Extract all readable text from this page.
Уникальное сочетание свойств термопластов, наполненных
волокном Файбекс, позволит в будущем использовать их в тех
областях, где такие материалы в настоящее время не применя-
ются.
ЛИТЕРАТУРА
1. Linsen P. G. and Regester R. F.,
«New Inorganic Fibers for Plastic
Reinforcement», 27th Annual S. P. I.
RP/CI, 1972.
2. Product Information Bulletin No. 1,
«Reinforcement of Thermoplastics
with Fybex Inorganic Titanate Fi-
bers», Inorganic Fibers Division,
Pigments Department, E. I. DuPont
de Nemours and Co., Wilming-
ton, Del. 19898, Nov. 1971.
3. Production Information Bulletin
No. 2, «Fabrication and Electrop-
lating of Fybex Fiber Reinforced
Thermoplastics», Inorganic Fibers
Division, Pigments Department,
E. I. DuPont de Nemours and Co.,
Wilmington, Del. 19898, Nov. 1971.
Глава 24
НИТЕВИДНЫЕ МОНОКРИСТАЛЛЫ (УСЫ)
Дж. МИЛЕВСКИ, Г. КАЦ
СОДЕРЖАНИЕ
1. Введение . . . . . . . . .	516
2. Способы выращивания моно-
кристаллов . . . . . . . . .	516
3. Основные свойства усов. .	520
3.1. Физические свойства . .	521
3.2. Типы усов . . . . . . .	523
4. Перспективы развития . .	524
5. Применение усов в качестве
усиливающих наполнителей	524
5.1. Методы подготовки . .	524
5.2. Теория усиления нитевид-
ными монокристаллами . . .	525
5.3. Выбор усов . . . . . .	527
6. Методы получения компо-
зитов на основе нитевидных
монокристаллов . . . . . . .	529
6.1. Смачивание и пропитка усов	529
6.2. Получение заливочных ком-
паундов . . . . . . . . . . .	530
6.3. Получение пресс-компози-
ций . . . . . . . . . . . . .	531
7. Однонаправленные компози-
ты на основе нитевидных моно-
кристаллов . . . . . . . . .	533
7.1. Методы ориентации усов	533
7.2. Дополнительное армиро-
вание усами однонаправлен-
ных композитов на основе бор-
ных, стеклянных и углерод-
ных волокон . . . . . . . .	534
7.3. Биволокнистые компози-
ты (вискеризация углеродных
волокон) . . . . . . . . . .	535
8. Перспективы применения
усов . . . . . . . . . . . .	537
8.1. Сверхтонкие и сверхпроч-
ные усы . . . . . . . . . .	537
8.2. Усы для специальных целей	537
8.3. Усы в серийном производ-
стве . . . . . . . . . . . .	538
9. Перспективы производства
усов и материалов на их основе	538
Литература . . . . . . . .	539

******

| WHAT YOU ARE ASKED TO DO |
Quote all the records exactly, please, leaving none out.

| FINISHED ANSWER |
Extract all readable text from this page.
Уникальное сочетание свойств термопластов, наполненных
волокном Файбекс, позволит в будущем использовать их в тех
областях, где такие материалы в настоящее время не применя-
ются.
ЛИТЕРАТУРА
1. Linsen P. G. and Regester R. F.,
«New Inorganic Fibers for Plastic
Reinforcement», 27th Annual S. P. I.
RP/CI, 1972.
2. Product Information Bulletin No. 1,
«Reinforcement of Thermoplastics
with Fybex Inorganic Titanate Fi-
bers», Inorganic Fibers Division,
Pigments Department, E. I. DuPont
de Nemours and Co., Wilming-
ton, Del. 19898, Nov. 1971.
3. Production Information Bulletin
No. 2, «Fabrication and Electrop-
lating of Fybex Fiber Reinforced
Thermoplastics», Inorganic Fibers
Division, Pigments Department,
E. I. DuPont de Nemours and Co.,
Wilmington, Del. 19898, Nov. 1971.
Глава 24
НИТЕВИДНЫЕ МОНОКРИСТАЛЛЫ (УСЫ)
Дж. МИЛЕВСКИ, Г. КАЦ
СОДЕРЖАНИЕ
1. Введение . . . . . . . . .	516
2. Способы выращивания моно-
кристаллов . . . . . . . . .	516
3. Основные свойства усов. .	520
3.1. Физические свойства . .	521
3.2. Типы усов . . . . . . .	523
4. Перспективы развития . .	524
5. Применение усов в качестве
усиливающих наполнителей	524
5.1. Методы подготовки . .	524
5.2. Теория усиления нитевид-
ными монокристаллами . . .	525
5.3. Выбор усов . . . . . .	527
6. Методы получения компо-
зитов на основе нитевидных
монокристаллов . . . . . . .	529
6.1. Смачивание и пропитка усов	529
6.2. Получение заливочных ком-
паундов . . . . . . . . . . .	530
6.3. Получение пресс-компози-
ций . . . . . . . . . . . . .	531
7. Однонаправленные компози-
ты на основе нитевидных моно-
кристаллов . . . . . . . . .	533
7.1. Методы ориентации усов	533
7.2. Дополнительное армиро-
вание усами однонаправлен-
ных композитов на основе бор-
ных, стеклянных и углерод-
ных волокон . . . . . . . .	534
7.3. Биволокнистые компози-
ты (вискеризация углеродных
волокон) . . . . . . . . . .	535
8. Перспективы применения
усов . . . . . . . . . . . .	537
8.1. Сверхтонкие и сверхпроч-
ные усы . . . . . . . . . .	537
8.2. Усы для специальных целей	537
8.3. Усы в серийном производ-
стве . . . . . . . . . . . .	538
9. Перспективы производства
усов и материалов на их основе	538
Литература . . . . . . . .	539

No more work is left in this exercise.